- **Given instruction**
Please give the listing again in its entirety, exactly as written.

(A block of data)
'''
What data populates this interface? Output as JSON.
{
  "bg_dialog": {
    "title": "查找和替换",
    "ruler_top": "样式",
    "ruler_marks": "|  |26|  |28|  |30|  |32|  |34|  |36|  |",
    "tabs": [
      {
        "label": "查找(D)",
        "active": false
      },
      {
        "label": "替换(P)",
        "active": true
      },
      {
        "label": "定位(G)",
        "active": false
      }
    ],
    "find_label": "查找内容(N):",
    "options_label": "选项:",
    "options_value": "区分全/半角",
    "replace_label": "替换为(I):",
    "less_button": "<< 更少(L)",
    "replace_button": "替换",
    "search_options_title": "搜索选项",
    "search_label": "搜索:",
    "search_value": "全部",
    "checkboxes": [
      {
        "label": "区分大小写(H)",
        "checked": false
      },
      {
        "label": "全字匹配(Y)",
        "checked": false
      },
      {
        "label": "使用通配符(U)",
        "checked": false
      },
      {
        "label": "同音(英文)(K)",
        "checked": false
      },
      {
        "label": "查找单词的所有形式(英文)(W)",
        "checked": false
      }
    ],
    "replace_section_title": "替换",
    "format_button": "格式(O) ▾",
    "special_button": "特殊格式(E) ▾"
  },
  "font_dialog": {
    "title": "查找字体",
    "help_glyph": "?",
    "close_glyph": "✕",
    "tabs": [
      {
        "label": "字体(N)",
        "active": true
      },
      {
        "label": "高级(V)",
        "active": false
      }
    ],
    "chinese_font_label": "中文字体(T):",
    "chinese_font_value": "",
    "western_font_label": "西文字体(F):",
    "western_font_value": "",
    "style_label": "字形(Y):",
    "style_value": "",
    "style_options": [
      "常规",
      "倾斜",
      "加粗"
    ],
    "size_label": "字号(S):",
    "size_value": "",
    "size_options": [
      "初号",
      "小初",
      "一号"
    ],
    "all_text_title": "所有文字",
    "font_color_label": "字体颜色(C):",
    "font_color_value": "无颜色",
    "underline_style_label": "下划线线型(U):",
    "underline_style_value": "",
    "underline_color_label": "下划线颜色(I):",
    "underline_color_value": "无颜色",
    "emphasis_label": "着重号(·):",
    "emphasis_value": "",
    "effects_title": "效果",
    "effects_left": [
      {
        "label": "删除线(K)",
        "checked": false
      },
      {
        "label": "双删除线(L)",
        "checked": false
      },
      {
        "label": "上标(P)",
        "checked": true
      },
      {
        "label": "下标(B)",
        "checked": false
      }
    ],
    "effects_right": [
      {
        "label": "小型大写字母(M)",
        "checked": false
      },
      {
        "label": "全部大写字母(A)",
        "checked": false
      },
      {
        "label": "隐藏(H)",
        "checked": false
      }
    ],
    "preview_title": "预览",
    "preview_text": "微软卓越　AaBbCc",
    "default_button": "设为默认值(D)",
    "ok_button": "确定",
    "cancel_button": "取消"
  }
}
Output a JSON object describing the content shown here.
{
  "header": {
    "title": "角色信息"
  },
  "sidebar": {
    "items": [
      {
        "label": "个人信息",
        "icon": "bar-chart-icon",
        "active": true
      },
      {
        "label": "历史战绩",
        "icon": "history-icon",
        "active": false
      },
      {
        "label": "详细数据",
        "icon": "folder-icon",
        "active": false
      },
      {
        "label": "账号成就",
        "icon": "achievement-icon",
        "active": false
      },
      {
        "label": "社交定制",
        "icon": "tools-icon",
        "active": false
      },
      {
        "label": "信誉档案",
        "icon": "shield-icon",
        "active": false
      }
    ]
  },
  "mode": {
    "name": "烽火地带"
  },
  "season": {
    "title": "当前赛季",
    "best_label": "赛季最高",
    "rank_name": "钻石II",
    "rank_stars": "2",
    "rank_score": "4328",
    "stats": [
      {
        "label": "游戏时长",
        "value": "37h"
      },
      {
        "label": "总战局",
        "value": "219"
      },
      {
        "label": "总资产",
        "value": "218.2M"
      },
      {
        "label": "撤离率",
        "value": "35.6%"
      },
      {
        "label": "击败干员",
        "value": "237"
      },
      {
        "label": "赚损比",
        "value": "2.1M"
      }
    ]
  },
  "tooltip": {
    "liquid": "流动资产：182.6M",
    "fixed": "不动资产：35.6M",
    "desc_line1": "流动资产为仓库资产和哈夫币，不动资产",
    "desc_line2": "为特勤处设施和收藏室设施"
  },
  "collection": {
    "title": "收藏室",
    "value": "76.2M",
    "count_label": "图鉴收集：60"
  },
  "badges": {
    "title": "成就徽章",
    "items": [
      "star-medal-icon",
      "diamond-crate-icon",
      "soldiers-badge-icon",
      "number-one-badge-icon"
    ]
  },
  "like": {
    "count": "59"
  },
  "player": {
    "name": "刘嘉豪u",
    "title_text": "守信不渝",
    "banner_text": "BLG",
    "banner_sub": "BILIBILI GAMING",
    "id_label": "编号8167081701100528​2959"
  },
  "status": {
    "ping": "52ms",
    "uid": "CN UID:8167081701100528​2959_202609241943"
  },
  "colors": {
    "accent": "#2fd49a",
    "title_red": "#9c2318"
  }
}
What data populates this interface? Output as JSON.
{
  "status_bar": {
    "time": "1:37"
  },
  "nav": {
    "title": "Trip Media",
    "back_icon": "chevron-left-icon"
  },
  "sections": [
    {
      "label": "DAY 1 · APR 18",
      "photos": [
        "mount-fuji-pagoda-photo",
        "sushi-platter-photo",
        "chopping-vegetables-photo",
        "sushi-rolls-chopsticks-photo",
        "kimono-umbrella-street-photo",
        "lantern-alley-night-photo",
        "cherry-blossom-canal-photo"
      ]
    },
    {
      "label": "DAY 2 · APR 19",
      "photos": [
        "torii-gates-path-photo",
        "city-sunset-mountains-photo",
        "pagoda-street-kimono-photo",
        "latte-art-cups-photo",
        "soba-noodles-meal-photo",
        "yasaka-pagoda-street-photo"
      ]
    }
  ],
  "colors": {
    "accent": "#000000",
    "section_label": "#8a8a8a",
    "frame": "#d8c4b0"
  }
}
'''
- **Full solution**
What data populates this interface? Output as JSON.
{
  "bg_dialog": {
    "title": "查找和替换",
    "ruler_top": "样式",
    "ruler_marks": "|  |26|  |28|  |30|  |32|  |34|  |36|  |",
    "tabs": [
      {
        "label": "查找(D)",
        "active": false
      },
      {
        "label": "替换(P)",
        "active": true
      },
      {
        "label": "定位(G)",
        "active": false
      }
    ],
    "find_label": "查找内容(N):",
    "options_label": "选项:",
    "options_value": "区分全/半角",
    "replace_label": "替换为(I):",
    "less_button": "<< 更少(L)",
    "replace_button": "替换",
    "search_options_title": "搜索选项",
    "search_label": "搜索:",
    "search_value": "全部",
    "checkboxes": [
      {
        "label": "区分大小写(H)",
        "checked": false
      },
      {
        "label": "全字匹配(Y)",
        "checked": false
      },
      {
        "label": "使用通配符(U)",
        "checked": false
      },
      {
        "label": "同音(英文)(K)",
        "checked": false
      },
      {
        "label": "查找单词的所有形式(英文)(W)",
        "checked": false
      }
    ],
    "replace_section_title": "替换",
    "format_button": "格式(O) ▾",
    "special_button": "特殊格式(E) ▾"
  },
  "font_dialog": {
    "title": "查找字体",
    "help_glyph": "?",
    "close_glyph": "✕",
    "tabs": [
      {
        "label": "字体(N)",
        "active": true
      },
      {
        "label": "高级(V)",
        "active": false
      }
    ],
    "chinese_font_label": "中文字体(T):",
    "chinese_font_value": "",
    "western_font_label": "西文字体(F):",
    "western_font_value": "",
    "style_label": "字形(Y):",
    "style_value": "",
    "style_options": [
      "常规",
      "倾斜",
      "加粗"
    ],
    "size_label": "字号(S):",
    "size_value": "",
    "size_options": [
      "初号",
      "小初",
      "一号"
    ],
    "all_text_title": "所有文字",
    "font_color_label": "字体颜色(C):",
    "font_color_value": "无颜色",
    "underline_style_label": "下划线线型(U):",
    "underline_style_value": "",
    "underline_color_label": "下划线颜色(I):",
    "underline_color_value": "无颜色",
    "emphasis_label": "着重号(·):",
    "emphasis_value": "",
    "effects_title": "效果",
    "effects_left": [
      {
        "label": "删除线(K)",
        "checked": false
      },
      {
        "label": "双删除线(L)",
        "checked": false
      },
      {
        "label": "上标(P)",
        "checked": true
      },
      {
        "label": "下标(B)",
        "checked": false
      }
    ],
    "effects_right": [
      {
        "label": "小型大写字母(M)",
        "checked": false
      },
      {
        "label": "全部大写字母(A)",
        "checked": false
      },
      {
        "label": "隐藏(H)",
        "checked": false
      }
    ],
    "preview_title": "预览",
    "preview_text": "微软卓越　AaBbCc",
    "default_button": "设为默认值(D)",
    "ok_button": "确定",
    "cancel_button": "取消"
  }
}
Output a JSON object describing the content shown here.
{
  "header": {
    "title": "角色信息"
  },
  "sidebar": {
    "items": [
      {
        "label": "个人信息",
        "icon": "bar-chart-icon",
        "active": true
      },
      {
        "label": "历史战绩",
        "icon": "history-icon",
        "active": false
      },
      {
        "label": "详细数据",
        "icon": "folder-icon",
        "active": false
      },
      {
        "label": "账号成就",
        "icon": "achievement-icon",
        "active": false
      },
      {
        "label": "社交定制",
        "icon": "tools-icon",
        "active": false
      },
      {
        "label": "信誉档案",
        "icon": "shield-icon",
        "active": false
      }
    ]
  },
  "mode": {
    "name": "烽火地带"
  },
  "season": {
    "title": "当前赛季",
    "best_label": "赛季最高",
    "rank_name": "钻石II",
    "rank_stars": "2",
    "rank_score": "4328",
    "stats": [
      {
        "label": "游戏时长",
        "value": "37h"
      },
      {
        "label": "总战局",
        "value": "219"
      },
      {
        "label": "总资产",
        "value": "218.2M"
      },
      {
        "label": "撤离率",
        "value": "35.6%"
      },
      {
        "label": "击败干员",
        "value": "237"
      },
      {
        "label": "赚损比",
        "value": "2.1M"
      }
    ]
  },
  "tooltip": {
    "liquid": "流动资产：182.6M",
    "fixed": "不动资产：35.6M",
    "desc_line1": "流动资产为仓库资产和哈夫币，不动资产",
    "desc_line2": "为特勤处设施和收藏室设施"
  },
  "collection": {
    "title": "收藏室",
    "value": "76.2M",
    "count_label": "图鉴收集：60"
  },
  "badges": {
    "title": "成就徽章",
    "items": [
      "star-medal-icon",
      "diamond-crate-icon",
      "soldiers-badge-icon",
      "number-one-badge-icon"
    ]
  },
  "like": {
    "count": "59"
  },
  "player": {
    "name": "刘嘉豪u",
    "title_text": "守信不渝",
    "banner_text": "BLG",
    "banner_sub": "BILIBILI GAMING",
    "id_label": "编号8167081701100528​2959"
  },
  "status": {
    "ping": "52ms",
    "uid": "CN UID:8167081701100528​2959_202609241943"
  },
  "colors": {
    "accent": "#2fd49a",
    "title_red": "#9c2318"
  }
}
What data populates this interface? Output as JSON.
{
  "status_bar": {
    "time": "1:37"
  },
  "nav": {
    "title": "Trip Media",
    "back_icon": "chevron-left-icon"
  },
  "sections": [
    {
      "label": "DAY 1 · APR 18",
      "photos": [
        "mount-fuji-pagoda-photo",
        "sushi-platter-photo",
        "chopping-vegetables-photo",
        "sushi-rolls-chopsticks-photo",
        "kimono-umbrella-street-photo",
        "lantern-alley-night-photo",
        "cherry-blossom-canal-photo"
      ]
    },
    {
      "label": "DAY 2 · APR 19",
      "photos": [
        "torii-gates-path-photo",
        "city-sunset-mountains-photo",
        "pagoda-street-kimono-photo",
        "latte-art-cups-photo",
        "soba-noodles-meal-photo",
        "yasaka-pagoda-street-photo"
      ]
    }
  ],
  "colors": {
    "accent": "#000000",
    "section_label": "#8a8a8a",
    "frame": "#d8c4b0"
  }
}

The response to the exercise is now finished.